DESCRIPTION OF THE TASK:
Repeat every record below exactly, leaving out the pictures.

[START OF EXTRACTED ENTRIES]

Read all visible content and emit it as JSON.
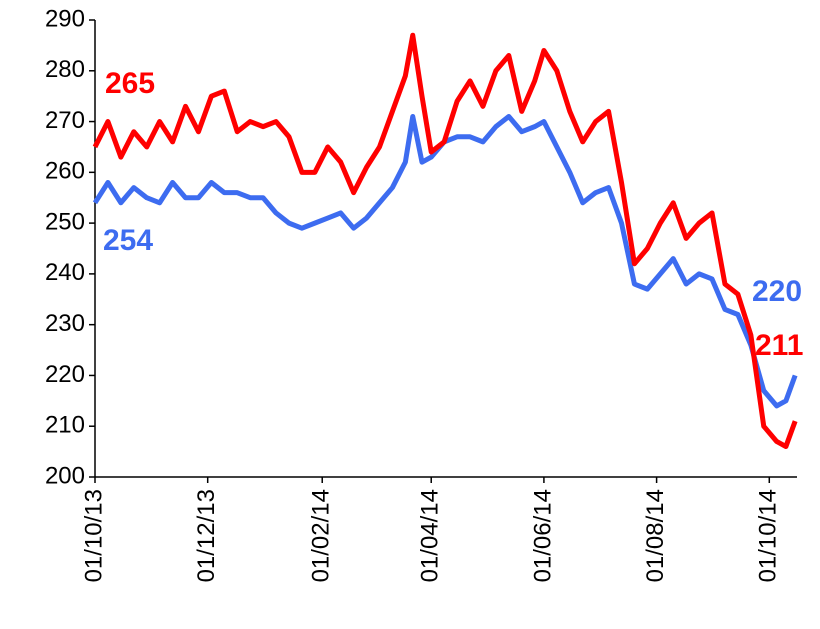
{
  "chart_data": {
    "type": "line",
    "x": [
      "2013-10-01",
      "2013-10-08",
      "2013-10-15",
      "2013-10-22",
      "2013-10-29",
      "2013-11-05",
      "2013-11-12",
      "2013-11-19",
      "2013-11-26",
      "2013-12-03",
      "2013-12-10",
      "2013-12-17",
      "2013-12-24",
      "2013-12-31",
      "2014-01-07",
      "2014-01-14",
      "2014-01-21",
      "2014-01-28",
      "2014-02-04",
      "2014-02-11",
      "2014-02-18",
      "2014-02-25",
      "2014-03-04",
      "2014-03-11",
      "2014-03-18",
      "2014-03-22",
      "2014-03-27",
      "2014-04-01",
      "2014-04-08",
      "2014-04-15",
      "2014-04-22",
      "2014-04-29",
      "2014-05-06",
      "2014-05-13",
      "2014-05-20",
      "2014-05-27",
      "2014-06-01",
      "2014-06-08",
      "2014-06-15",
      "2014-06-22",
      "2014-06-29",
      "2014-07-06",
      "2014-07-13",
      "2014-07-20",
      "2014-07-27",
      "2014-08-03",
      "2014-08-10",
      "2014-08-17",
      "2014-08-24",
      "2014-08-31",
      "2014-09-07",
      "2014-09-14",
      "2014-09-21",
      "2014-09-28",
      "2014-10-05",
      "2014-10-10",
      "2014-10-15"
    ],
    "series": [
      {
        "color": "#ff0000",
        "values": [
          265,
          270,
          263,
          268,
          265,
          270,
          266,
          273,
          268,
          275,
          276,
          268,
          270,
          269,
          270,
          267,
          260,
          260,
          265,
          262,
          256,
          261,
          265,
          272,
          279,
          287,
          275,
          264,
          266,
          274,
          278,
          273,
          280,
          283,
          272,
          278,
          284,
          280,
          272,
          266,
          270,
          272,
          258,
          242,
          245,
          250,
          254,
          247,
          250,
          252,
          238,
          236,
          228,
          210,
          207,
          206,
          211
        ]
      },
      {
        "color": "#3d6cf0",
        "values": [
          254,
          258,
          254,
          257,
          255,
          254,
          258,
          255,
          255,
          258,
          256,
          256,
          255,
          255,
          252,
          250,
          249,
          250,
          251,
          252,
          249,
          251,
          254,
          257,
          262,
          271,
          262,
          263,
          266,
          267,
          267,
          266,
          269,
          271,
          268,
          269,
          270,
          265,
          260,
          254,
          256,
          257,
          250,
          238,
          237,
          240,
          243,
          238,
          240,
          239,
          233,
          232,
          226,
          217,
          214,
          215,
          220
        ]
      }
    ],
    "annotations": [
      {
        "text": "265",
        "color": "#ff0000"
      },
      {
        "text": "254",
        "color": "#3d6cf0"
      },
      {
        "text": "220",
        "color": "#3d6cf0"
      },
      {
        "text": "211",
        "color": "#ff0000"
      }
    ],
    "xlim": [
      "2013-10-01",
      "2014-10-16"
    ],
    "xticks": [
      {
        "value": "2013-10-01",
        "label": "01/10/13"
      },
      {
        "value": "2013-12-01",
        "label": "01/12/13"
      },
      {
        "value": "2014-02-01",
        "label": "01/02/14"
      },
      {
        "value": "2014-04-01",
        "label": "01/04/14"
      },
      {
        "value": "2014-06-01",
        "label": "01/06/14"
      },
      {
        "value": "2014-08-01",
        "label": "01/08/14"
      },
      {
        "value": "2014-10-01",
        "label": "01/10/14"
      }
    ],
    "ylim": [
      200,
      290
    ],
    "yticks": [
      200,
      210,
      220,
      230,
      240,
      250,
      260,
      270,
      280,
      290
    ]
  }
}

[END OF EXTRACTED ENTRIES]

EXERCISE SOLUTION:
Read all visible content and emit it as JSON.
{
  "chart_data": {
    "type": "line",
    "x": [
      "2013-10-01",
      "2013-10-08",
      "2013-10-15",
      "2013-10-22",
      "2013-10-29",
      "2013-11-05",
      "2013-11-12",
      "2013-11-19",
      "2013-11-26",
      "2013-12-03",
      "2013-12-10",
      "2013-12-17",
      "2013-12-24",
      "2013-12-31",
      "2014-01-07",
      "2014-01-14",
      "2014-01-21",
      "2014-01-28",
      "2014-02-04",
      "2014-02-11",
      "2014-02-18",
      "2014-02-25",
      "2014-03-04",
      "2014-03-11",
      "2014-03-18",
      "2014-03-22",
      "2014-03-27",
      "2014-04-01",
      "2014-04-08",
      "2014-04-15",
      "2014-04-22",
      "2014-04-29",
      "2014-05-06",
      "2014-05-13",
      "2014-05-20",
      "2014-05-27",
      "2014-06-01",
      "2014-06-08",
      "2014-06-15",
      "2014-06-22",
      "2014-06-29",
      "2014-07-06",
      "2014-07-13",
      "2014-07-20",
      "2014-07-27",
      "2014-08-03",
      "2014-08-10",
      "2014-08-17",
      "2014-08-24",
      "2014-08-31",
      "2014-09-07",
      "2014-09-14",
      "2014-09-21",
      "2014-09-28",
      "2014-10-05",
      "2014-10-10",
      "2014-10-15"
    ],
    "series": [
      {
        "color": "#ff0000",
        "values": [
          265,
          270,
          263,
          268,
          265,
          270,
          266,
          273,
          268,
          275,
          276,
          268,
          270,
          269,
          270,
          267,
          260,
          260,
          265,
          262,
          256,
          261,
          265,
          272,
          279,
          287,
          275,
          264,
          266,
          274,
          278,
          273,
          280,
          283,
          272,
          278,
          284,
          280,
          272,
          266,
          270,
          272,
          258,
          242,
          245,
          250,
          254,
          247,
          250,
          252,
          238,
          236,
          228,
          210,
          207,
          206,
          211
        ]
      },
      {
        "color": "#3d6cf0",
        "values": [
          254,
          258,
          254,
          257,
          255,
          254,
          258,
          255,
          255,
          258,
          256,
          256,
          255,
          255,
          252,
          250,
          249,
          250,
          251,
          252,
          249,
          251,
          254,
          257,
          262,
          271,
          262,
          263,
          266,
          267,
          267,
          266,
          269,
          271,
          268,
          269,
          270,
          265,
          260,
          254,
          256,
          257,
          250,
          238,
          237,
          240,
          243,
          238,
          240,
          239,
          233,
          232,
          226,
          217,
          214,
          215,
          220
        ]
      }
    ],
    "annotations": [
      {
        "text": "265",
        "color": "#ff0000"
      },
      {
        "text": "254",
        "color": "#3d6cf0"
      },
      {
        "text": "220",
        "color": "#3d6cf0"
      },
      {
        "text": "211",
        "color": "#ff0000"
      }
    ],
    "xlim": [
      "2013-10-01",
      "2014-10-16"
    ],
    "xticks": [
      {
        "value": "2013-10-01",
        "label": "01/10/13"
      },
      {
        "value": "2013-12-01",
        "label": "01/12/13"
      },
      {
        "value": "2014-02-01",
        "label": "01/02/14"
      },
      {
        "value": "2014-04-01",
        "label": "01/04/14"
      },
      {
        "value": "2014-06-01",
        "label": "01/06/14"
      },
      {
        "value": "2014-08-01",
        "label": "01/08/14"
      },
      {
        "value": "2014-10-01",
        "label": "01/10/14"
      }
    ],
    "ylim": [
      200,
      290
    ],
    "yticks": [
      200,
      210,
      220,
      230,
      240,
      250,
      260,
      270,
      280,
      290
    ]
  }
}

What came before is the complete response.